Repeat every record below exactly, leaving out the pictures.

-------- Information given

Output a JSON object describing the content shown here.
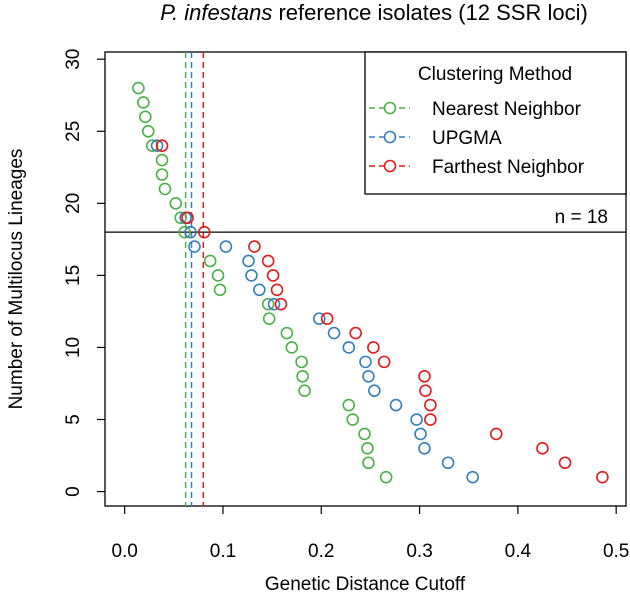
{
  "chart_data": {
    "type": "scatter",
    "title_italic": "P. infestans",
    "title_rest": " reference isolates (12 SSR loci)",
    "xlabel": "Genetic Distance Cutoff",
    "ylabel": "Number of Multilocus Lineages",
    "xlim": [
      -0.02,
      0.51
    ],
    "ylim": [
      -1,
      30.5
    ],
    "x_ticks": [
      0.0,
      0.1,
      0.2,
      0.3,
      0.4,
      0.5
    ],
    "x_tick_labels": [
      "0.0",
      "0.1",
      "0.2",
      "0.3",
      "0.4",
      "0.5"
    ],
    "y_ticks": [
      0,
      5,
      10,
      15,
      20,
      25,
      30
    ],
    "y_tick_labels": [
      "0",
      "5",
      "10",
      "15",
      "20",
      "25",
      "30"
    ],
    "grid": false,
    "legend": {
      "title": "Clustering Method",
      "position": "top-right"
    },
    "hline": {
      "y": 18,
      "label": "n = 18"
    },
    "series": [
      {
        "name": "Nearest Neighbor",
        "color": "#4daf4a",
        "cutoff": 0.062,
        "points": [
          [
            0.014,
            28
          ],
          [
            0.019,
            27
          ],
          [
            0.021,
            26
          ],
          [
            0.024,
            25
          ],
          [
            0.028,
            24
          ],
          [
            0.038,
            23
          ],
          [
            0.038,
            22
          ],
          [
            0.041,
            21
          ],
          [
            0.052,
            20
          ],
          [
            0.057,
            19
          ],
          [
            0.061,
            18
          ],
          [
            0.087,
            16
          ],
          [
            0.095,
            15
          ],
          [
            0.097,
            14
          ],
          [
            0.146,
            13
          ],
          [
            0.147,
            12
          ],
          [
            0.165,
            11
          ],
          [
            0.17,
            10
          ],
          [
            0.18,
            9
          ],
          [
            0.181,
            8
          ],
          [
            0.183,
            7
          ],
          [
            0.228,
            6
          ],
          [
            0.232,
            5
          ],
          [
            0.244,
            4
          ],
          [
            0.247,
            3
          ],
          [
            0.248,
            2
          ],
          [
            0.266,
            1
          ]
        ]
      },
      {
        "name": "UPGMA",
        "color": "#377eb8",
        "cutoff": 0.068,
        "points": [
          [
            0.033,
            24
          ],
          [
            0.062,
            19
          ],
          [
            0.067,
            18
          ],
          [
            0.071,
            17
          ],
          [
            0.103,
            17
          ],
          [
            0.126,
            16
          ],
          [
            0.129,
            15
          ],
          [
            0.137,
            14
          ],
          [
            0.152,
            13
          ],
          [
            0.198,
            12
          ],
          [
            0.213,
            11
          ],
          [
            0.228,
            10
          ],
          [
            0.245,
            9
          ],
          [
            0.248,
            8
          ],
          [
            0.254,
            7
          ],
          [
            0.276,
            6
          ],
          [
            0.297,
            5
          ],
          [
            0.301,
            4
          ],
          [
            0.305,
            3
          ],
          [
            0.329,
            2
          ],
          [
            0.354,
            1
          ]
        ]
      },
      {
        "name": "Farthest Neighbor",
        "color": "#e41a1c",
        "cutoff": 0.08,
        "points": [
          [
            0.038,
            24
          ],
          [
            0.064,
            19
          ],
          [
            0.081,
            18
          ],
          [
            0.132,
            17
          ],
          [
            0.146,
            16
          ],
          [
            0.151,
            15
          ],
          [
            0.155,
            14
          ],
          [
            0.159,
            13
          ],
          [
            0.206,
            12
          ],
          [
            0.235,
            11
          ],
          [
            0.253,
            10
          ],
          [
            0.264,
            9
          ],
          [
            0.305,
            8
          ],
          [
            0.306,
            7
          ],
          [
            0.311,
            6
          ],
          [
            0.311,
            5
          ],
          [
            0.378,
            4
          ],
          [
            0.425,
            3
          ],
          [
            0.448,
            2
          ],
          [
            0.486,
            1
          ]
        ]
      }
    ]
  }
}
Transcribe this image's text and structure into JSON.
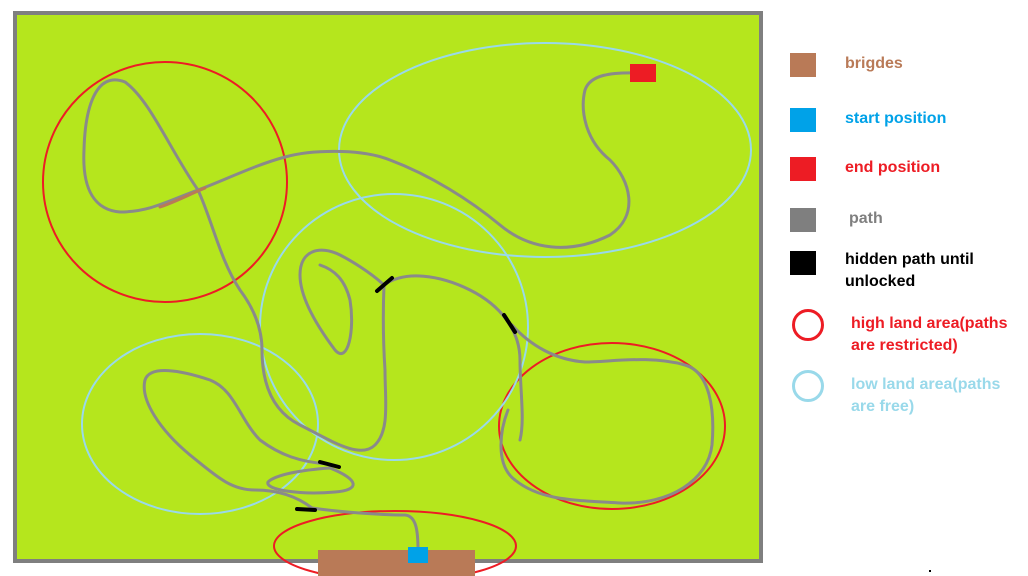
{
  "colors": {
    "grass": "#b5e61d",
    "grass_speckle": "#22b14c",
    "border": "#7f7f7f",
    "path": "#8a8a8a",
    "bridge": "#b97a57",
    "start": "#00a2e8",
    "end": "#ed1c24",
    "hidden_path": "#000000",
    "high_land": "#ed1c24",
    "low_land": "#99d9ea"
  },
  "legend": [
    {
      "key": "bridges",
      "label": "brigdes",
      "color": "#b97a57",
      "text_color": "#b97a57",
      "icon": "bridge-swatch"
    },
    {
      "key": "start",
      "label": "start position",
      "color": "#00a2e8",
      "text_color": "#00a2e8",
      "icon": "start-swatch"
    },
    {
      "key": "end",
      "label": "end position",
      "color": "#ed1c24",
      "text_color": "#ed1c24",
      "icon": "end-swatch"
    },
    {
      "key": "path",
      "label": "path",
      "color": "#7f7f7f",
      "text_color": "#7f7f7f",
      "icon": "path-swatch"
    },
    {
      "key": "hidden",
      "label": "hidden path until unlocked",
      "color": "#000000",
      "text_color": "#000000",
      "icon": "hidden-path-swatch"
    },
    {
      "key": "high",
      "label": "high land area(paths are restricted)",
      "color": "#ed1c24",
      "text_color": "#ed1c24",
      "icon": "high-land-ring-icon"
    },
    {
      "key": "low",
      "label": "low land area(paths are free)",
      "color": "#99d9ea",
      "text_color": "#99d9ea",
      "icon": "low-land-ring-icon"
    }
  ]
}
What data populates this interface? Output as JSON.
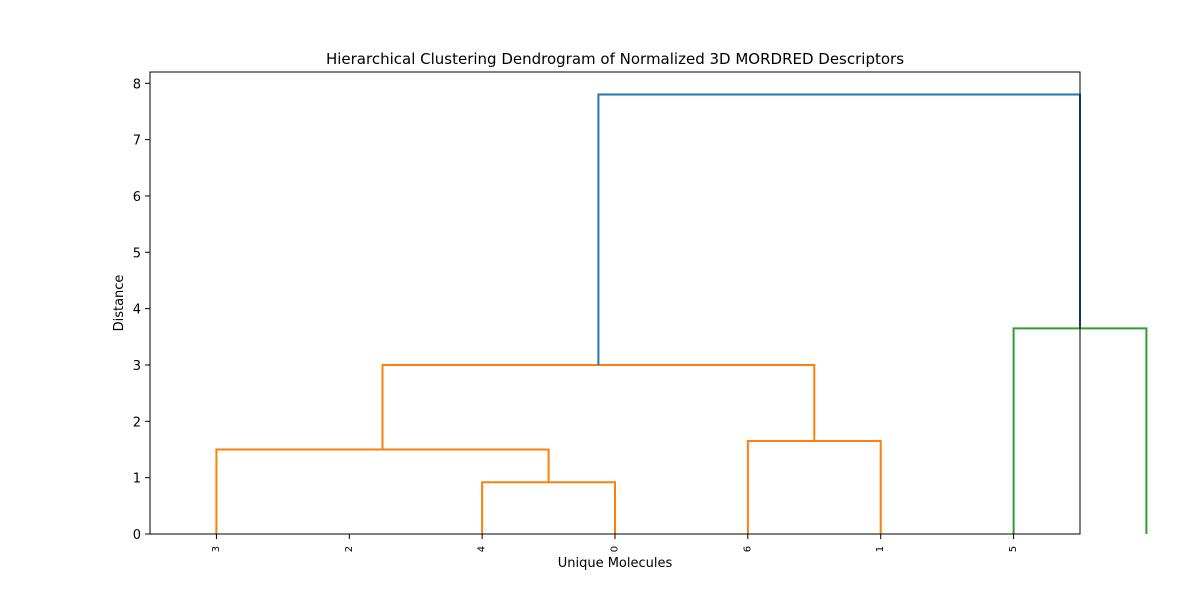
{
  "chart_data": {
    "type": "dendrogram",
    "title": "Hierarchical Clustering Dendrogram of Normalized 3D MORDRED Descriptors",
    "xlabel": "Unique Molecules",
    "ylabel": "Distance",
    "leaves": [
      "3",
      "2",
      "4",
      "0",
      "6",
      "1",
      "5"
    ],
    "ylim": [
      0,
      8.2
    ],
    "yticks": [
      0,
      1,
      2,
      3,
      4,
      5,
      6,
      7,
      8
    ],
    "grid": false,
    "links": [
      {
        "x": [
          25,
          25,
          35,
          35
        ],
        "y": [
          0,
          0.92,
          0.92,
          0
        ],
        "color": "#ff7f0e"
      },
      {
        "x": [
          5,
          5,
          30,
          30
        ],
        "y": [
          0,
          1.5,
          1.5,
          0.92
        ],
        "color": "#ff7f0e"
      },
      {
        "x": [
          45,
          45,
          55,
          55
        ],
        "y": [
          0,
          1.65,
          1.65,
          0
        ],
        "color": "#ff7f0e"
      },
      {
        "x": [
          17.5,
          17.5,
          50,
          50
        ],
        "y": [
          1.5,
          3.0,
          3.0,
          1.65
        ],
        "color": "#ff7f0e"
      },
      {
        "x": [
          65,
          65,
          75,
          75
        ],
        "y": [
          0,
          3.65,
          3.65,
          0
        ],
        "color": "#2ca02c"
      },
      {
        "x": [
          33.75,
          33.75,
          70,
          70
        ],
        "y": [
          3.0,
          7.8,
          7.8,
          3.65
        ],
        "color": "#1f77b4"
      }
    ]
  }
}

----------------

Output |
Output a JSON object describing the content shown here.
{
  "chart_data": {
    "type": "scatter",
    "title_italic": "P. infestans",
    "title_rest": " reference isolates (12 SSR loci)",
    "xlabel": "Genetic Distance Cutoff",
    "ylabel": "Number of Multilocus Lineages",
    "xlim": [
      -0.02,
      0.51
    ],
    "ylim": [
      -1,
      30.5
    ],
    "x_ticks": [
      0.0,
      0.1,
      0.2,
      0.3,
      0.4,
      0.5
    ],
    "x_tick_labels": [
      "0.0",
      "0.1",
      "0.2",
      "0.3",
      "0.4",
      "0.5"
    ],
    "y_ticks": [
      0,
      5,
      10,
      15,
      20,
      25,
      30
    ],
    "y_tick_labels": [
      "0",
      "5",
      "10",
      "15",
      "20",
      "25",
      "30"
    ],
    "grid": false,
    "legend": {
      "title": "Clustering Method",
      "position": "top-right"
    },
    "hline": {
      "y": 18,
      "label": "n = 18"
    },
    "series": [
      {
        "name": "Nearest Neighbor",
        "color": "#4daf4a",
        "cutoff": 0.062,
        "points": [
          [
            0.014,
            28
          ],
          [
            0.019,
            27
          ],
          [
            0.021,
            26
          ],
          [
            0.024,
            25
          ],
          [
            0.028,
            24
          ],
          [
            0.038,
            23
          ],
          [
            0.038,
            22
          ],
          [
            0.041,
            21
          ],
          [
            0.052,
            20
          ],
          [
            0.057,
            19
          ],
          [
            0.061,
            18
          ],
          [
            0.087,
            16
          ],
          [
            0.095,
            15
          ],
          [
            0.097,
            14
          ],
          [
            0.146,
            13
          ],
          [
            0.147,
            12
          ],
          [
            0.165,
            11
          ],
          [
            0.17,
            10
          ],
          [
            0.18,
            9
          ],
          [
            0.181,
            8
          ],
          [
            0.183,
            7
          ],
          [
            0.228,
            6
          ],
          [
            0.232,
            5
          ],
          [
            0.244,
            4
          ],
          [
            0.247,
            3
          ],
          [
            0.248,
            2
          ],
          [
            0.266,
            1
          ]
        ]
      },
      {
        "name": "UPGMA",
        "color": "#377eb8",
        "cutoff": 0.068,
        "points": [
          [
            0.033,
            24
          ],
          [
            0.062,
            19
          ],
          [
            0.067,
            18
          ],
          [
            0.071,
            17
          ],
          [
            0.103,
            17
          ],
          [
            0.126,
            16
          ],
          [
            0.129,
            15
          ],
          [
            0.137,
            14
          ],
          [
            0.152,
            13
          ],
          [
            0.198,
            12
          ],
          [
            0.213,
            11
          ],
          [
            0.228,
            10
          ],
          [
            0.245,
            9
          ],
          [
            0.248,
            8
          ],
          [
            0.254,
            7
          ],
          [
            0.276,
            6
          ],
          [
            0.297,
            5
          ],
          [
            0.301,
            4
          ],
          [
            0.305,
            3
          ],
          [
            0.329,
            2
          ],
          [
            0.354,
            1
          ]
        ]
      },
      {
        "name": "Farthest Neighbor",
        "color": "#e41a1c",
        "cutoff": 0.08,
        "points": [
          [
            0.038,
            24
          ],
          [
            0.064,
            19
          ],
          [
            0.081,
            18
          ],
          [
            0.132,
            17
          ],
          [
            0.146,
            16
          ],
          [
            0.151,
            15
          ],
          [
            0.155,
            14
          ],
          [
            0.159,
            13
          ],
          [
            0.206,
            12
          ],
          [
            0.235,
            11
          ],
          [
            0.253,
            10
          ],
          [
            0.264,
            9
          ],
          [
            0.305,
            8
          ],
          [
            0.306,
            7
          ],
          [
            0.311,
            6
          ],
          [
            0.311,
            5
          ],
          [
            0.378,
            4
          ],
          [
            0.425,
            3
          ],
          [
            0.448,
            2
          ],
          [
            0.486,
            1
          ]
        ]
      }
    ]
  }
}
Transcribe this image's text and structure into JSON.
{
  "colors": {
    "grass": "#b5e61d",
    "grass_speckle": "#22b14c",
    "border": "#7f7f7f",
    "path": "#8a8a8a",
    "bridge": "#b97a57",
    "start": "#00a2e8",
    "end": "#ed1c24",
    "hidden_path": "#000000",
    "high_land": "#ed1c24",
    "low_land": "#99d9ea"
  },
  "legend": [
    {
      "key": "bridges",
      "label": "brigdes",
      "color": "#b97a57",
      "text_color": "#b97a57",
      "icon": "bridge-swatch"
    },
    {
      "key": "start",
      "label": "start position",
      "color": "#00a2e8",
      "text_color": "#00a2e8",
      "icon": "start-swatch"
    },
    {
      "key": "end",
      "label": "end position",
      "color": "#ed1c24",
      "text_color": "#ed1c24",
      "icon": "end-swatch"
    },
    {
      "key": "path",
      "label": "path",
      "color": "#7f7f7f",
      "text_color": "#7f7f7f",
      "icon": "path-swatch"
    },
    {
      "key": "hidden",
      "label": "hidden path until unlocked",
      "color": "#000000",
      "text_color": "#000000",
      "icon": "hidden-path-swatch"
    },
    {
      "key": "high",
      "label": "high land area(paths are restricted)",
      "color": "#ed1c24",
      "text_color": "#ed1c24",
      "icon": "high-land-ring-icon"
    },
    {
      "key": "low",
      "label": "low land area(paths are free)",
      "color": "#99d9ea",
      "text_color": "#99d9ea",
      "icon": "low-land-ring-icon"
    }
  ]
}
What data populates this interface? Output as JSON.
{
  "chart_data": {
    "type": "dendrogram",
    "title": "Hierarchical Clustering Dendrogram of Normalized 3D MORDRED Descriptors",
    "xlabel": "Unique Molecules",
    "ylabel": "Distance",
    "leaves": [
      "3",
      "2",
      "4",
      "0",
      "6",
      "1",
      "5"
    ],
    "ylim": [
      0,
      8.2
    ],
    "yticks": [
      0,
      1,
      2,
      3,
      4,
      5,
      6,
      7,
      8
    ],
    "grid": false,
    "links": [
      {
        "x": [
          25,
          25,
          35,
          35
        ],
        "y": [
          0,
          0.92,
          0.92,
          0
        ],
        "color": "#ff7f0e"
      },
      {
        "x": [
          5,
          5,
          30,
          30
        ],
        "y": [
          0,
          1.5,
          1.5,
          0.92
        ],
        "color": "#ff7f0e"
      },
      {
        "x": [
          45,
          45,
          55,
          55
        ],
        "y": [
          0,
          1.65,
          1.65,
          0
        ],
        "color": "#ff7f0e"
      },
      {
        "x": [
          17.5,
          17.5,
          50,
          50
        ],
        "y": [
          1.5,
          3.0,
          3.0,
          1.65
        ],
        "color": "#ff7f0e"
      },
      {
        "x": [
          65,
          65,
          75,
          75
        ],
        "y": [
          0,
          3.65,
          3.65,
          0
        ],
        "color": "#2ca02c"
      },
      {
        "x": [
          33.75,
          33.75,
          70,
          70
        ],
        "y": [
          3.0,
          7.8,
          7.8,
          3.65
        ],
        "color": "#1f77b4"
      }
    ]
  }
}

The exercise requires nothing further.